### WHAT THE EXERCISE ASKS
Leaving out every picture, quote the data below exactly as it appears.

### MATERIAL FOR THIS EXERCISE

——————————

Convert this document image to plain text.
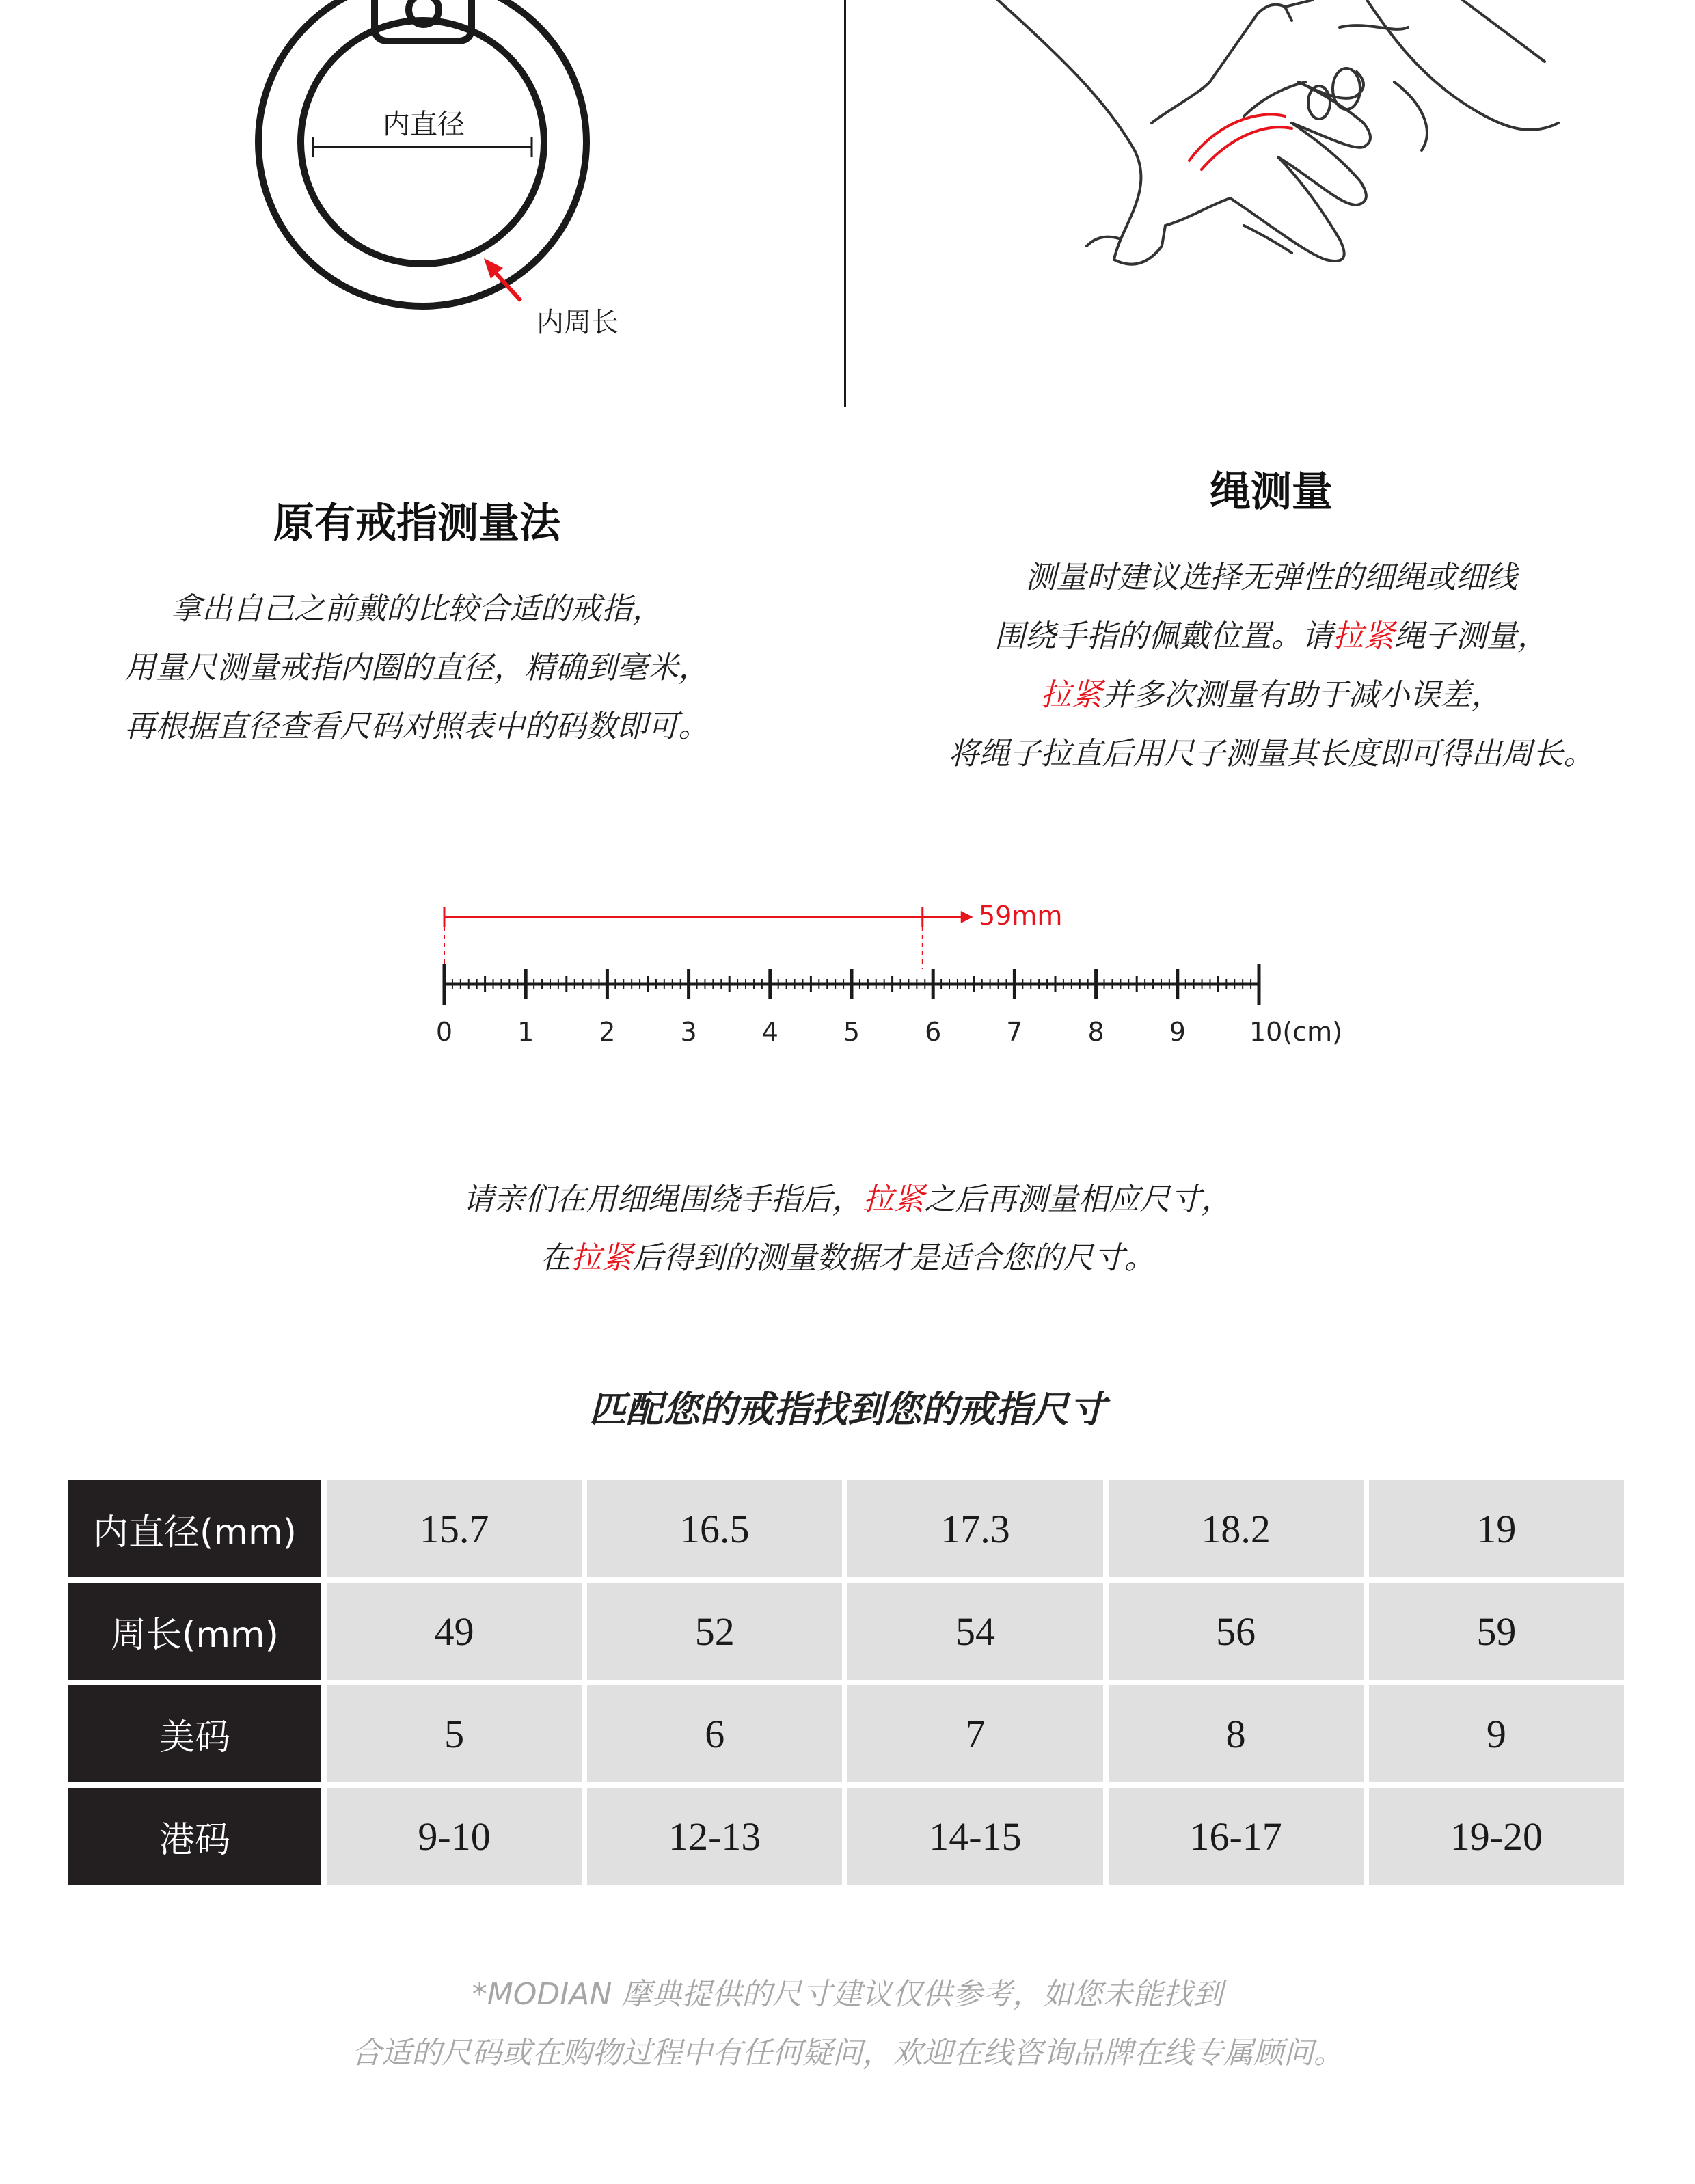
内直径
内周长
原有戒指测量法
拿出自己之前戴的比较合适的戒指，
用量尺测量戒指内圈的直径，精确到毫米，
再根据直径查看尺码对照表中的码数即可。
绳测量
测量时建议选择无弹性的细绳或细线
围绕手指的佩戴位置。请拉紧绳子测量，
拉紧并多次测量有助于减小误差，
将绳子拉直后用尺子测量其长度即可得出周长。
59mm
0	1	2	3	4	5	6	7	8	9 10(cm)
请亲们在用细绳围绕手指后，拉紧之后再测量相应尺寸，
在拉紧后得到的测量数据才是适合您的尺寸。
匹配您的戒指找到您的戒指尺寸
内直径(mm)	15.7	16.5	17.3	18.2	19
周长(mm)	49	52	54	56	59
美码	5	6	7	8	9
港码	9-10	12-13	14-15	16-17	19-20
*MODIAN 摩典提供的尺寸建议仅供参考，如您未能找到
合适的尺码或在购物过程中有任何疑问，欢迎在线咨询品牌在线专属顾问。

——————————

### TASK RESULT
Convert this document image to plain text.
内直径
内周长
原有戒指测量法
拿出自己之前戴的比较合适的戒指，
用量尺测量戒指内圈的直径，精确到毫米，
再根据直径查看尺码对照表中的码数即可。
绳测量
测量时建议选择无弹性的细绳或细线
围绕手指的佩戴位置。请拉紧绳子测量，
拉紧并多次测量有助于减小误差，
将绳子拉直后用尺子测量其长度即可得出周长。
59mm
0	1	2	3	4	5	6	7	8	9 10(cm)
请亲们在用细绳围绕手指后，拉紧之后再测量相应尺寸，
在拉紧后得到的测量数据才是适合您的尺寸。
匹配您的戒指找到您的戒指尺寸
内直径(mm)	15.7	16.5	17.3	18.2	19
周长(mm)	49	52	54	56	59
美码	5	6	7	8	9
港码	9-10	12-13	14-15	16-17	19-20
*MODIAN 摩典提供的尺寸建议仅供参考，如您未能找到
合适的尺码或在购物过程中有任何疑问，欢迎在线咨询品牌在线专属顾问。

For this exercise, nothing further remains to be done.